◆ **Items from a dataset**
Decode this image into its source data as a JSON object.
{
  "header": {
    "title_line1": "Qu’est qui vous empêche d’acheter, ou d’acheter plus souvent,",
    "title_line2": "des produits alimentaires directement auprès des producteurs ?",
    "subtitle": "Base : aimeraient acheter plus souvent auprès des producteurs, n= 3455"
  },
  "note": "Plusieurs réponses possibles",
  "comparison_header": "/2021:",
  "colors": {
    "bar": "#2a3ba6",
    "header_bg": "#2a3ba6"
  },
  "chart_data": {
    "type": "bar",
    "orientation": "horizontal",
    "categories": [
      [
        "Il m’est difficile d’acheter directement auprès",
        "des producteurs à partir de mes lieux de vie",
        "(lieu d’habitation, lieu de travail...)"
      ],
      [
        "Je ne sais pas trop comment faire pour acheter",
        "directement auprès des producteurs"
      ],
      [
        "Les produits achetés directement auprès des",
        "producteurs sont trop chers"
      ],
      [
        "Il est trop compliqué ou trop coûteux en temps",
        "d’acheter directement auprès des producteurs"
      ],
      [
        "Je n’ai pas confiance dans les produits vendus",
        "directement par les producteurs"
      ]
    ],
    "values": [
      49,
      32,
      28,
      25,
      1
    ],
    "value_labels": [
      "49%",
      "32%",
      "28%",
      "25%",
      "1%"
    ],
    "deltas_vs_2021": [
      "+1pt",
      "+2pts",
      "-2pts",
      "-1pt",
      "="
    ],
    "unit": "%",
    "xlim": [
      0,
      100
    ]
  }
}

◆ **Required work**
Your task is to repeat the data exactly; please include every line.

◆ **Written response**
Decode this image into its source data as a JSON object.
{
  "header": {
    "title_line1": "Qu’est qui vous empêche d’acheter, ou d’acheter plus souvent,",
    "title_line2": "des produits alimentaires directement auprès des producteurs ?",
    "subtitle": "Base : aimeraient acheter plus souvent auprès des producteurs, n= 3455"
  },
  "note": "Plusieurs réponses possibles",
  "comparison_header": "/2021:",
  "colors": {
    "bar": "#2a3ba6",
    "header_bg": "#2a3ba6"
  },
  "chart_data": {
    "type": "bar",
    "orientation": "horizontal",
    "categories": [
      [
        "Il m’est difficile d’acheter directement auprès",
        "des producteurs à partir de mes lieux de vie",
        "(lieu d’habitation, lieu de travail...)"
      ],
      [
        "Je ne sais pas trop comment faire pour acheter",
        "directement auprès des producteurs"
      ],
      [
        "Les produits achetés directement auprès des",
        "producteurs sont trop chers"
      ],
      [
        "Il est trop compliqué ou trop coûteux en temps",
        "d’acheter directement auprès des producteurs"
      ],
      [
        "Je n’ai pas confiance dans les produits vendus",
        "directement par les producteurs"
      ]
    ],
    "values": [
      49,
      32,
      28,
      25,
      1
    ],
    "value_labels": [
      "49%",
      "32%",
      "28%",
      "25%",
      "1%"
    ],
    "deltas_vs_2021": [
      "+1pt",
      "+2pts",
      "-2pts",
      "-1pt",
      "="
    ],
    "unit": "%",
    "xlim": [
      0,
      100
    ]
  }
}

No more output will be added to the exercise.